**LIST OF TASKS:**
[a] Answer these questions using the email thread:
(i) What method does the email thread propose introducing to the AbstractContext?
(ii) What does the writer currently use as a unique key in place of the service name?
(iii) Inside which method of the ServiceGroupContext class is ServiceContext created?
[b] Write the next part of the email thread about context replication, continuing from its last line.
Segment Start: GIVEN TEXT
Please see my comments below.
On 10/20/06, Rajith Attapattu <[EMAIL PROTECTED]> wrote:
There is another way. We can introduce a 'replicate' method to the AbstractContext. Each context can override this and have its own replication logic. A a parent 'replicate' method may recursively call it for all the childs. So even if we want to replicate the whole context hierarchy it will be simple as calling this method from the ConfigurationContext instance (we may not want to do that always).
BTW is it possible for you to commit the code to some place (scratch?) so that we can see what areas we can help on.
Chamikara
Deepal,
Thanks for your answers, I really appreciate it.
>There is an id associate with ServiceGroupContext , so once you have SGC
>from the you can get the service context . Then the id of the SC will be
>the name of the corresponding AxisService.
That is what I did so far, but service name is not a unique id.
However can a service by the same name can exist in a diffrent service group ???
For now I use service group id + service name as a unique key.
>>How big is the jar ?
Deepal we should not have dependency on tribes as our clustering implementation. So even if it's a samll jar we should decouple the clustering impl from the kernal.
Sanjiva also has an idea of using Richochet in the future, so we should be able to implement that without doing too much work.
>What do you mean by all over th place , as I know all of them are
> created inside instance dispatcher.Sorry if I didn't explain the point properly.
For example ServiceContext is created inside the getServiceContext() method in the ServiceGroupContext class
then ServiceGroupContext is created inside ConfigurationContext in the method fillServiceContextAndServiceGroupContext ()
Segment End: GIVEN TEXT
Segment Start: RECORD EXCERPTS
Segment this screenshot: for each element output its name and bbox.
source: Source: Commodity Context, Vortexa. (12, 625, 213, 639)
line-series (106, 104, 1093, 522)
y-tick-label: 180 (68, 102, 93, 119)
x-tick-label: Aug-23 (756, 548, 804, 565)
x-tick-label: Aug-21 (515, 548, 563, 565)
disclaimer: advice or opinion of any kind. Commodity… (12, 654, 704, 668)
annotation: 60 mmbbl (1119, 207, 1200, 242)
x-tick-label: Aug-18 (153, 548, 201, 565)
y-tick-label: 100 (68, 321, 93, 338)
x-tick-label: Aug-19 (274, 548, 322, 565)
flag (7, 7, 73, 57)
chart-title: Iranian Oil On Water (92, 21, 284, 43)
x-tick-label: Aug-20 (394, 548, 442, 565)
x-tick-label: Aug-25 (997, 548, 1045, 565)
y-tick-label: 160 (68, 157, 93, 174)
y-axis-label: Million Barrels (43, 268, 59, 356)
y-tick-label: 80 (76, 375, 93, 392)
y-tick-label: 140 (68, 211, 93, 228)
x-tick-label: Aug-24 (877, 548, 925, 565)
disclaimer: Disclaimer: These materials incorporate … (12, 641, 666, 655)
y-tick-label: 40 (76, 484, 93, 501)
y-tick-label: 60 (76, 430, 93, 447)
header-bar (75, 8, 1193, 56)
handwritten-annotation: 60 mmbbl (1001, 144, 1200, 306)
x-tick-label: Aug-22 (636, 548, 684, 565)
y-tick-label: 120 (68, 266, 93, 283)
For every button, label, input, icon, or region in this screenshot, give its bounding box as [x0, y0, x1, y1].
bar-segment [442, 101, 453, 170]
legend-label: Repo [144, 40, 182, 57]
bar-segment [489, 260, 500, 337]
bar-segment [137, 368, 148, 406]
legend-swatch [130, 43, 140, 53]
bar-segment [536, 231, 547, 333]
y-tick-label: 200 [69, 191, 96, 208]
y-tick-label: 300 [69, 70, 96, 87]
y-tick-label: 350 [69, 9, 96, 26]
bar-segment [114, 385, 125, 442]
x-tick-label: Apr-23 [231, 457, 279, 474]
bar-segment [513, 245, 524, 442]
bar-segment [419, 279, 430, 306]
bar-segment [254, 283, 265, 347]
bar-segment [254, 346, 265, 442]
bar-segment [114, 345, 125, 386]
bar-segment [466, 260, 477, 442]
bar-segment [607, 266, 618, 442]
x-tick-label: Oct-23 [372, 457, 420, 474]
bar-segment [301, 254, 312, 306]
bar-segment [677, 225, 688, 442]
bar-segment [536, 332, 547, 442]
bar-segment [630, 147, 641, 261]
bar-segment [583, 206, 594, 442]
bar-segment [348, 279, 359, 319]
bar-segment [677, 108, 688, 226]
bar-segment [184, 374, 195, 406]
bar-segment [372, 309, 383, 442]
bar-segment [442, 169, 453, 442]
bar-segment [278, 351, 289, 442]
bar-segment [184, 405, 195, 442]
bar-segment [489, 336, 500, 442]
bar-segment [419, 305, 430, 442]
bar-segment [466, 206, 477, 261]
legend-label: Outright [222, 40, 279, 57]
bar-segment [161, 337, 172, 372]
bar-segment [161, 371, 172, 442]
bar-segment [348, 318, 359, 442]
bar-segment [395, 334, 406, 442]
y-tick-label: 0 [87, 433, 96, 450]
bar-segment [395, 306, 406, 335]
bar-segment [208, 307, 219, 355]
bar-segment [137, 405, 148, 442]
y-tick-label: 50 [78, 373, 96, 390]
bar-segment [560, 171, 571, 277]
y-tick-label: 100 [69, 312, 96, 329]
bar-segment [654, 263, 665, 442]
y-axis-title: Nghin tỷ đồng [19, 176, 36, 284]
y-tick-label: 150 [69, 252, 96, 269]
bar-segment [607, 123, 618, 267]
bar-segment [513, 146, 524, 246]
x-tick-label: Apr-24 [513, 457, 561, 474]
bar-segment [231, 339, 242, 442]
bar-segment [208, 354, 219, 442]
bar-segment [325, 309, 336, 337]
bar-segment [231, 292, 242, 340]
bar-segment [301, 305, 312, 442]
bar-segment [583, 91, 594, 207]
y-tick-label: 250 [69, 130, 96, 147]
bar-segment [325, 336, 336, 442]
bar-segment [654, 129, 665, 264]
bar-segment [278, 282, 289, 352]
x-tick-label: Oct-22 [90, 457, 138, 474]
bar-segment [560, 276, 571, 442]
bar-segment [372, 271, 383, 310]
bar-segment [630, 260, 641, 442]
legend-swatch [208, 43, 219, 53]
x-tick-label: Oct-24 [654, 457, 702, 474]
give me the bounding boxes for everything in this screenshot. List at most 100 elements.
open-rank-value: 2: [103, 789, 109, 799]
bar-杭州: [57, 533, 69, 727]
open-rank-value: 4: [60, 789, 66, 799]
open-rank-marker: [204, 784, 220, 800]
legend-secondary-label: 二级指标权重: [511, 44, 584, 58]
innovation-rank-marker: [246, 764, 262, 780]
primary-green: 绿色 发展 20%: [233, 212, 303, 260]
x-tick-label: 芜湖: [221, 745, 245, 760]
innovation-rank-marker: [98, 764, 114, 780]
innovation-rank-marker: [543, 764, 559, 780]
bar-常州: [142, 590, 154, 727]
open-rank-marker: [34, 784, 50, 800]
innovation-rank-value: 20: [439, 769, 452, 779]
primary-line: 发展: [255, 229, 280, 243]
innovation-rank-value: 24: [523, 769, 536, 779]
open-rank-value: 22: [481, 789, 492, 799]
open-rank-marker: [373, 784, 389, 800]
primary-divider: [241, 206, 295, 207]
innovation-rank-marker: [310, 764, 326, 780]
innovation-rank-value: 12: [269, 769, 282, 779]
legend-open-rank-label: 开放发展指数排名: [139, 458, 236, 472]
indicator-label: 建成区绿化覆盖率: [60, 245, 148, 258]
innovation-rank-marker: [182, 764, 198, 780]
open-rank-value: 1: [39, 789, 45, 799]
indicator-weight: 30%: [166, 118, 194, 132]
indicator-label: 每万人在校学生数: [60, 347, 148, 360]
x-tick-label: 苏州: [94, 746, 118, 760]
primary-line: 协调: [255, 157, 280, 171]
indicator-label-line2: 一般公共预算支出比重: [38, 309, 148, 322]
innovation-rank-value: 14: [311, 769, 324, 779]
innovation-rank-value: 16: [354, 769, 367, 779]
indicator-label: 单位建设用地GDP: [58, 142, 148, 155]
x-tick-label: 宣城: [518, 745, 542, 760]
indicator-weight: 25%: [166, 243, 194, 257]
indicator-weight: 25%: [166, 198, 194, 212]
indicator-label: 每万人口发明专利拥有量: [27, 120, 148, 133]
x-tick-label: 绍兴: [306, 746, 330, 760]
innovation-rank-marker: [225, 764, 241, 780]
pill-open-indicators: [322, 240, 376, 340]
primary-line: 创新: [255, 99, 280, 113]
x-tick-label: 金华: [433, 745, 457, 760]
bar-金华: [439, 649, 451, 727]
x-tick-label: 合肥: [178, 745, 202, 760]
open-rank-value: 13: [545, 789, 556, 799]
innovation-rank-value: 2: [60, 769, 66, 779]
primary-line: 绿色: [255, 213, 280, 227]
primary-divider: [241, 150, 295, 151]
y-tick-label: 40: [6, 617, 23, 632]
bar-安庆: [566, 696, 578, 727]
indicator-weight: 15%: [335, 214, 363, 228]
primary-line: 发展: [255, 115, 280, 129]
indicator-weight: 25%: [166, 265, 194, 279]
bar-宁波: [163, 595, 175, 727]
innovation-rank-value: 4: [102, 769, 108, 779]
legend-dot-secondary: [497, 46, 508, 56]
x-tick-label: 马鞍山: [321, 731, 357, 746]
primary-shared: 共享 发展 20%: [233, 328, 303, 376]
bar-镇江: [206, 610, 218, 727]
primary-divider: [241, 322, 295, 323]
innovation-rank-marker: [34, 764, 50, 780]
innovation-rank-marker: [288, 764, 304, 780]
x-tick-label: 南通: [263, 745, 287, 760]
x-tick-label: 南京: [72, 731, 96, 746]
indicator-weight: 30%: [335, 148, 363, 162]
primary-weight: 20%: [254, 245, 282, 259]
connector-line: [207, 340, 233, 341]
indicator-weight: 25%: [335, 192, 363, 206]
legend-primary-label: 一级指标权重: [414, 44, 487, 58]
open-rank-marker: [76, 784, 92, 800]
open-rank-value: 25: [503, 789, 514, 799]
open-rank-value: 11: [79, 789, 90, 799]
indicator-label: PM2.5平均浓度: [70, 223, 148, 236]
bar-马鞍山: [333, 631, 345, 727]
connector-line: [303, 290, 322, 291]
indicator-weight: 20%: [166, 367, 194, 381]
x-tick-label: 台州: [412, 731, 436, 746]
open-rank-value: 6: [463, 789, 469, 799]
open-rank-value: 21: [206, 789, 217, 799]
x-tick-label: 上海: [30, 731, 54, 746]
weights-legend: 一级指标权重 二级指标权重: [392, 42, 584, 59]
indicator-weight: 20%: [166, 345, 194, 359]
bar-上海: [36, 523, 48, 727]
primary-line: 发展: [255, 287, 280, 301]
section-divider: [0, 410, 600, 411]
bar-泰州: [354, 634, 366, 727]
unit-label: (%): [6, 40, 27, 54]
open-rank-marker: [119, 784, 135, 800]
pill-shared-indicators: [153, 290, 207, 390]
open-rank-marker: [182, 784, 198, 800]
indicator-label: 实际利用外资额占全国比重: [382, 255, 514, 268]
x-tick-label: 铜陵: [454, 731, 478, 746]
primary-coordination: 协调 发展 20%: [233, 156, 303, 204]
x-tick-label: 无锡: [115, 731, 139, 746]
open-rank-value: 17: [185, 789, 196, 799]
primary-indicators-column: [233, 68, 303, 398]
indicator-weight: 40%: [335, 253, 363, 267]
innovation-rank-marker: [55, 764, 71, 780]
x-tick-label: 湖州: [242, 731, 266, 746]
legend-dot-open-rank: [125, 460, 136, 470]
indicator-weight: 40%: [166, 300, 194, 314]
Segment End: RECORD EXCERPTS
**ANSWERS IN ORDER:**
[a]
(i) A 'replicate' method.
(ii) The service group id plus the service name.
(iii) The getServiceContext() method.

[b]
What I really wanted to highlight was, not where the places we do a new XXXContext(), but rather if we wanted to control the creation through a factory class then all we have to do is to change it there. Now we have to track down all the places we do new XXXContext() if want to control the creation and we can't avoid to create new type of context, for example ReplicatedServiceContext without introducing a dependency.
What I would have liked to see is ( if possible) to hide the creation of the context behind a Factory class, so that during creation we could serve a Replicated context instead of a normal context transparently to the code.
There is another way. We can introduce a 'replicate' method to the AbstractContext. Each context can override this and have its own replication logic. A a parent 'replicate' method may recursively call it for all the childs. So even if we want to replicate the whole context hierarchy it will be simple as calling this method from the ConfigurationContext instance (we may not want to do that always).